── MATERIAL SHOWN

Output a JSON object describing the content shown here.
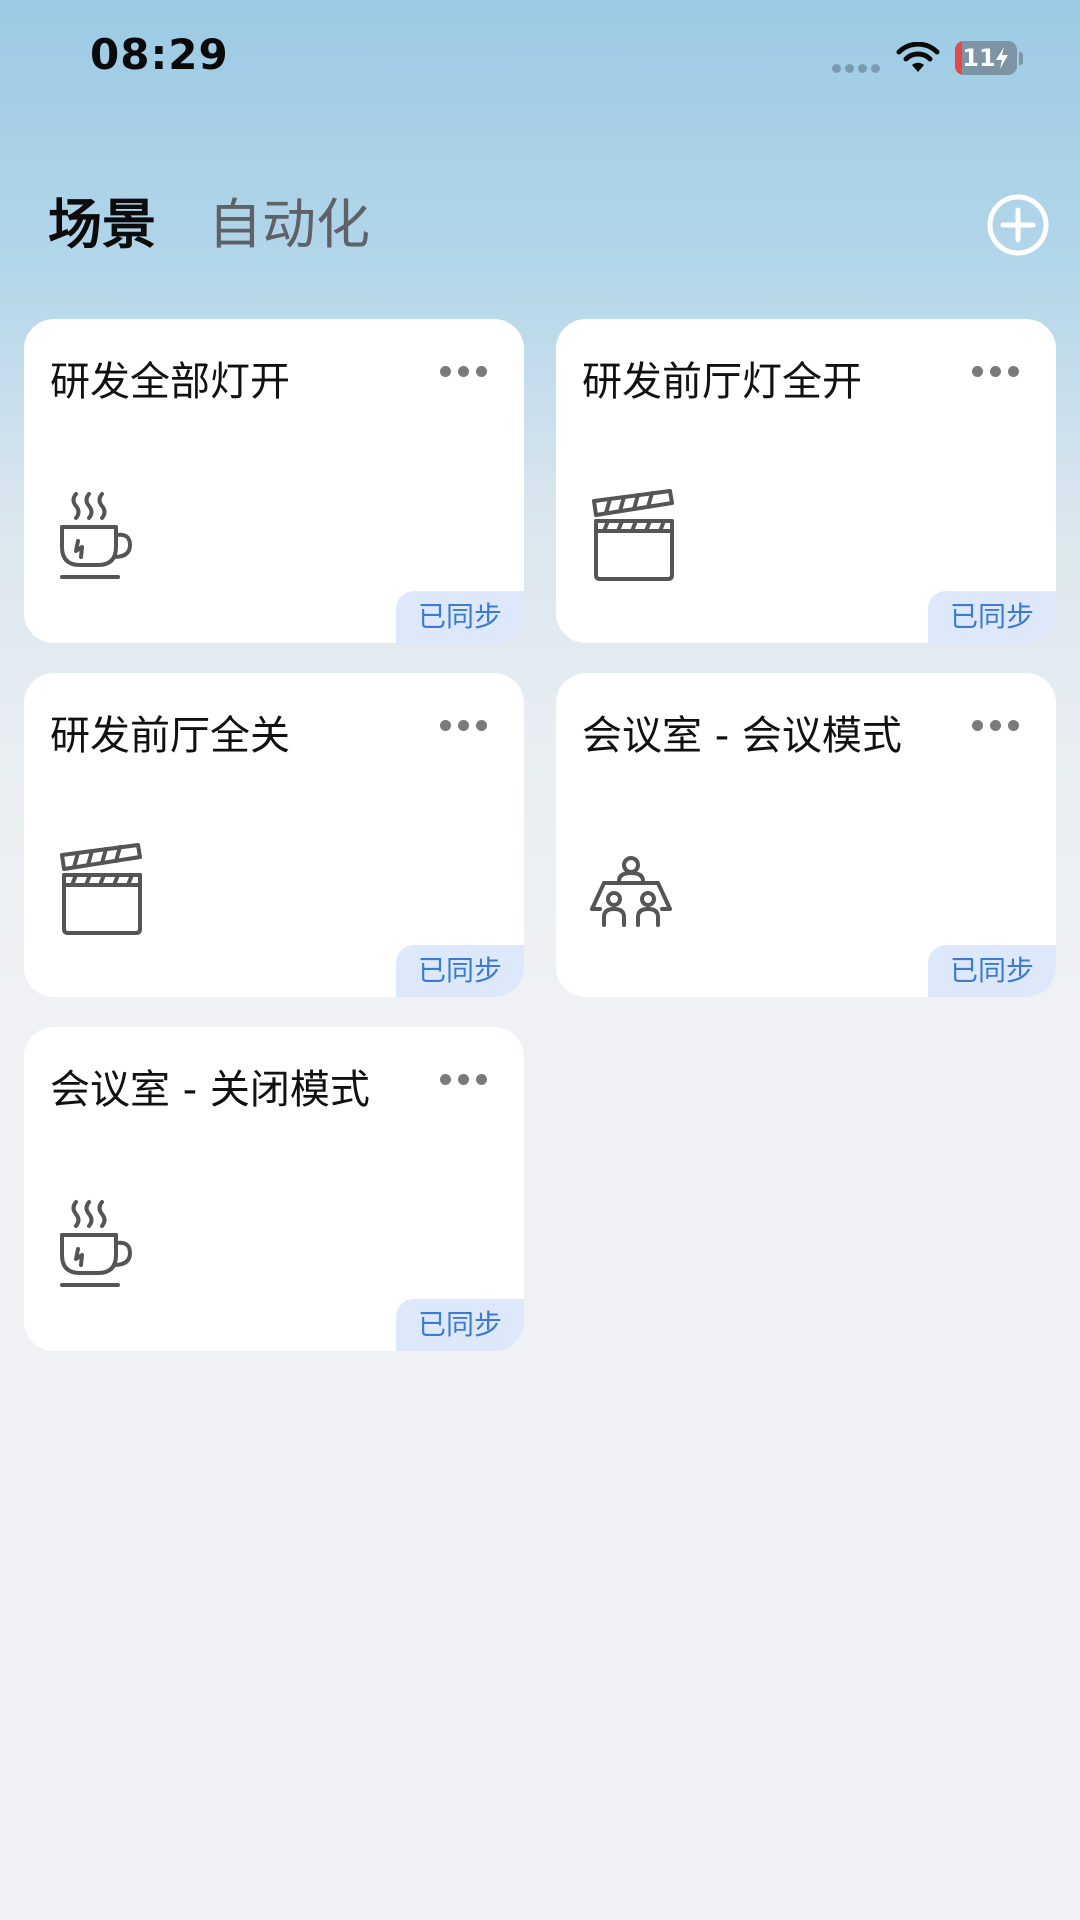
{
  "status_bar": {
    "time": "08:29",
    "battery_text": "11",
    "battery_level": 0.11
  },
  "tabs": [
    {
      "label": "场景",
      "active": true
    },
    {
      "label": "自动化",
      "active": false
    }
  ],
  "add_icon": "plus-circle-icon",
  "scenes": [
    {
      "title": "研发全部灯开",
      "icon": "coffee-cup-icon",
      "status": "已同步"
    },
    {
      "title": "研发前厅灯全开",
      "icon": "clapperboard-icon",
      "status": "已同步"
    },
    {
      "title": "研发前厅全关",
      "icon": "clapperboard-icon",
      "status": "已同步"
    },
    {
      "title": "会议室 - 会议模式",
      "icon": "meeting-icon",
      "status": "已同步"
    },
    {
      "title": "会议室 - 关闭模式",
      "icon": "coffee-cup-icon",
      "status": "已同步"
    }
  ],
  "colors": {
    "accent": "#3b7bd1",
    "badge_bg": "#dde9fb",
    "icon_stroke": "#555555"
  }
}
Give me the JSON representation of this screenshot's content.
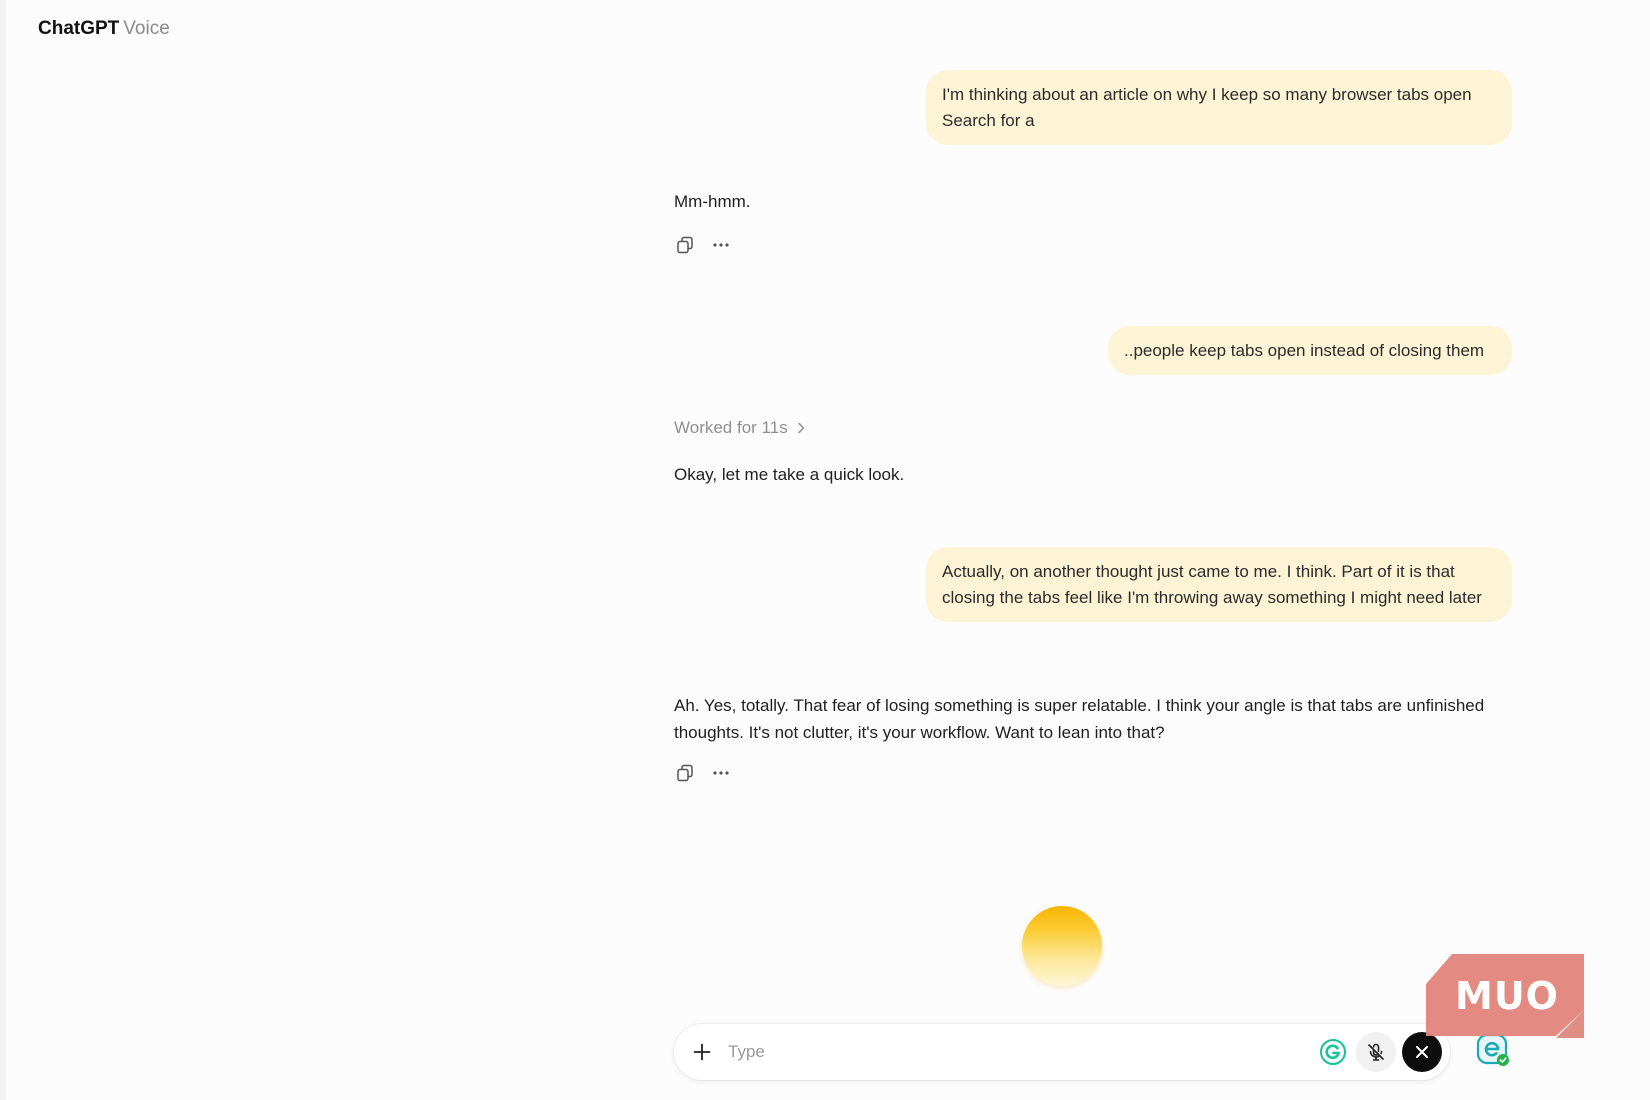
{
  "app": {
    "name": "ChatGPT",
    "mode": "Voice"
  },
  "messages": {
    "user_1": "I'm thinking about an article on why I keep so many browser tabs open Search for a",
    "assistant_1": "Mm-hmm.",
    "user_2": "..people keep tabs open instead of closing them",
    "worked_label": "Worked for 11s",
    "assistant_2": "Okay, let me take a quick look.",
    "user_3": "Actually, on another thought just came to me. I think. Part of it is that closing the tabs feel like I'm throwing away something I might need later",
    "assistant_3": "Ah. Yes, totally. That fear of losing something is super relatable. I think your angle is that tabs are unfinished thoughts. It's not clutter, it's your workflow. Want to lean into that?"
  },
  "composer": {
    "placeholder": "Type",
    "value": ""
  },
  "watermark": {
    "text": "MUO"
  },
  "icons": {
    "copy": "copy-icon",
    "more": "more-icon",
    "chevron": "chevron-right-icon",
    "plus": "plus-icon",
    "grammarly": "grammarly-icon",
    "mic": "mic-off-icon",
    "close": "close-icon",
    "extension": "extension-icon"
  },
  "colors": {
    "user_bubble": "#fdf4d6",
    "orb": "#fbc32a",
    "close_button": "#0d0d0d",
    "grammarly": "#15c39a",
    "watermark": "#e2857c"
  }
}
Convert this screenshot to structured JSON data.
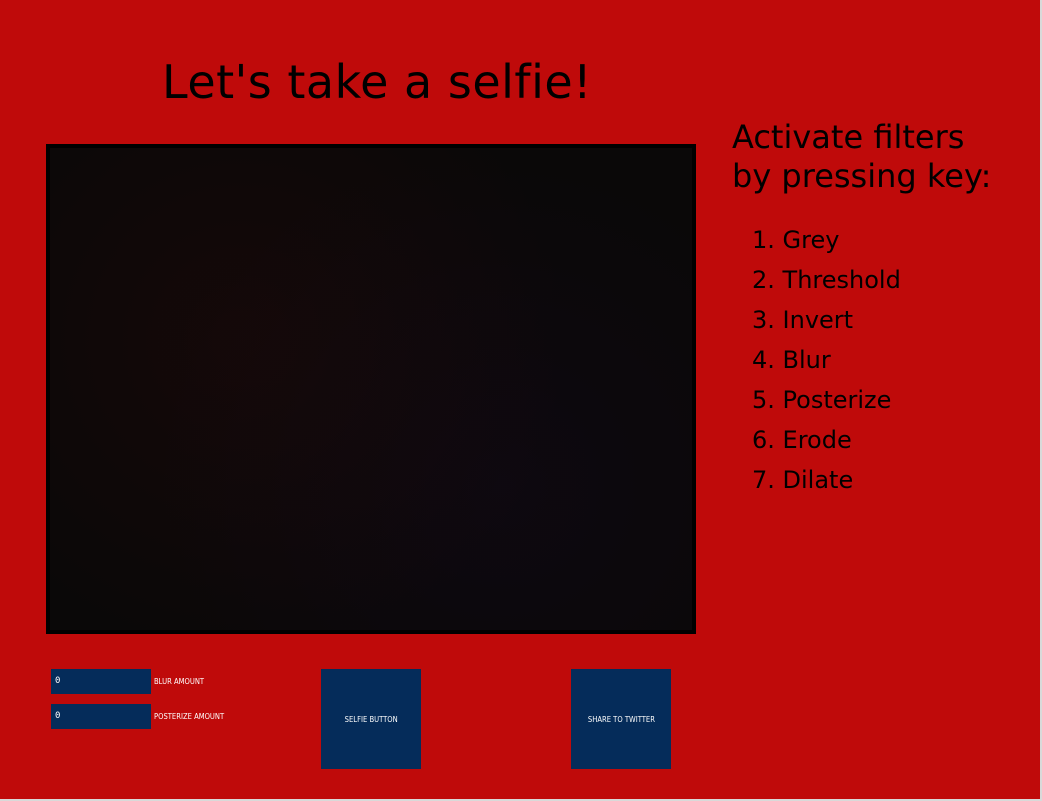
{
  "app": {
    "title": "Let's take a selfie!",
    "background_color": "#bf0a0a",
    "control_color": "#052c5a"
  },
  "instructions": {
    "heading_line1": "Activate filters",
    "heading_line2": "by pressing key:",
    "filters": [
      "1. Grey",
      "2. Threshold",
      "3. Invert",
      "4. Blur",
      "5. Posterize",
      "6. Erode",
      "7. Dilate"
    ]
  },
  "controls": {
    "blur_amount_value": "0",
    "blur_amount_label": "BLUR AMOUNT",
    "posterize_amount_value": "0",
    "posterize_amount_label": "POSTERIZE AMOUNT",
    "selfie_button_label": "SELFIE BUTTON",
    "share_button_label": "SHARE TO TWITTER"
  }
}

────

Check each line above for the word "plus" and give the number of lines that have it, nothing else.

FINISHED TASK |
2